[SHORT EXERCISE]: Extract every line below, verbatim.
:: RECORDS FOR THIS EXERCISE ::
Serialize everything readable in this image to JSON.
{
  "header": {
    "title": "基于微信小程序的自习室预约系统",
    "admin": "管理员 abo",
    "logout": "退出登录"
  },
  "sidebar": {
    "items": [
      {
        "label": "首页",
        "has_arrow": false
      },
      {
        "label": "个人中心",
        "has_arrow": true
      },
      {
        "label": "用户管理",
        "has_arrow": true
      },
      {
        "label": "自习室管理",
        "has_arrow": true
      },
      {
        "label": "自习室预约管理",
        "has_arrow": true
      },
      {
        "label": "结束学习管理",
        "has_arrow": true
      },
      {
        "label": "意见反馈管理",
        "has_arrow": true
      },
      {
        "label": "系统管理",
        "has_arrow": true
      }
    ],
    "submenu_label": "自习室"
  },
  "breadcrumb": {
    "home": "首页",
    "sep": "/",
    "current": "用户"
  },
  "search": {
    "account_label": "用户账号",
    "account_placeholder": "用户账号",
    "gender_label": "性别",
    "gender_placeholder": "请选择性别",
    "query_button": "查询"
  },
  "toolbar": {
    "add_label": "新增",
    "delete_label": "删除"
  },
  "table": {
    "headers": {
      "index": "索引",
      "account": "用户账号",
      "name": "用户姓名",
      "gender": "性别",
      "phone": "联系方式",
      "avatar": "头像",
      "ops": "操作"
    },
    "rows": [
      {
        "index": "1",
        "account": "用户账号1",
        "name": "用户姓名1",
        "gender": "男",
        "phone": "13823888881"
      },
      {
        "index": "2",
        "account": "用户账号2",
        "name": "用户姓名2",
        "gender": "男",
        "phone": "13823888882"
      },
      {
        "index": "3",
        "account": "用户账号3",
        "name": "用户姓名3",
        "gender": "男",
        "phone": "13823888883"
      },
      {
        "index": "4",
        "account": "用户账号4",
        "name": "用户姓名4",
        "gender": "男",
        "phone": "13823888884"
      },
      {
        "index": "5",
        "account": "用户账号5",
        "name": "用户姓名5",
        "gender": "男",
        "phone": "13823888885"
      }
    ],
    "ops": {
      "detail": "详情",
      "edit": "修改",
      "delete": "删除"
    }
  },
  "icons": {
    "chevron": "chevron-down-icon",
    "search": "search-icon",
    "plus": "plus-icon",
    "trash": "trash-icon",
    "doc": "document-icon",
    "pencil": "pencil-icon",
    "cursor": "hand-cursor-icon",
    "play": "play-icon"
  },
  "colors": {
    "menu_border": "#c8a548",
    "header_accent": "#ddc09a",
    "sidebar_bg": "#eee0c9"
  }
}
:::
[COMPLETED TASK]:
Serialize everything readable in this image to JSON.
{
  "header": {
    "title": "基于微信小程序的自习室预约系统",
    "admin": "管理员 abo",
    "logout": "退出登录"
  },
  "sidebar": {
    "items": [
      {
        "label": "首页",
        "has_arrow": false
      },
      {
        "label": "个人中心",
        "has_arrow": true
      },
      {
        "label": "用户管理",
        "has_arrow": true
      },
      {
        "label": "自习室管理",
        "has_arrow": true
      },
      {
        "label": "自习室预约管理",
        "has_arrow": true
      },
      {
        "label": "结束学习管理",
        "has_arrow": true
      },
      {
        "label": "意见反馈管理",
        "has_arrow": true
      },
      {
        "label": "系统管理",
        "has_arrow": true
      }
    ],
    "submenu_label": "自习室"
  },
  "breadcrumb": {
    "home": "首页",
    "sep": "/",
    "current": "用户"
  },
  "search": {
    "account_label": "用户账号",
    "account_placeholder": "用户账号",
    "gender_label": "性别",
    "gender_placeholder": "请选择性别",
    "query_button": "查询"
  },
  "toolbar": {
    "add_label": "新增",
    "delete_label": "删除"
  },
  "table": {
    "headers": {
      "index": "索引",
      "account": "用户账号",
      "name": "用户姓名",
      "gender": "性别",
      "phone": "联系方式",
      "avatar": "头像",
      "ops": "操作"
    },
    "rows": [
      {
        "index": "1",
        "account": "用户账号1",
        "name": "用户姓名1",
        "gender": "男",
        "phone": "13823888881"
      },
      {
        "index": "2",
        "account": "用户账号2",
        "name": "用户姓名2",
        "gender": "男",
        "phone": "13823888882"
      },
      {
        "index": "3",
        "account": "用户账号3",
        "name": "用户姓名3",
        "gender": "男",
        "phone": "13823888883"
      },
      {
        "index": "4",
        "account": "用户账号4",
        "name": "用户姓名4",
        "gender": "男",
        "phone": "13823888884"
      },
      {
        "index": "5",
        "account": "用户账号5",
        "name": "用户姓名5",
        "gender": "男",
        "phone": "13823888885"
      }
    ],
    "ops": {
      "detail": "详情",
      "edit": "修改",
      "delete": "删除"
    }
  },
  "icons": {
    "chevron": "chevron-down-icon",
    "search": "search-icon",
    "plus": "plus-icon",
    "trash": "trash-icon",
    "doc": "document-icon",
    "pencil": "pencil-icon",
    "cursor": "hand-cursor-icon",
    "play": "play-icon"
  },
  "colors": {
    "menu_border": "#c8a548",
    "header_accent": "#ddc09a",
    "sidebar_bg": "#eee0c9"
  }
}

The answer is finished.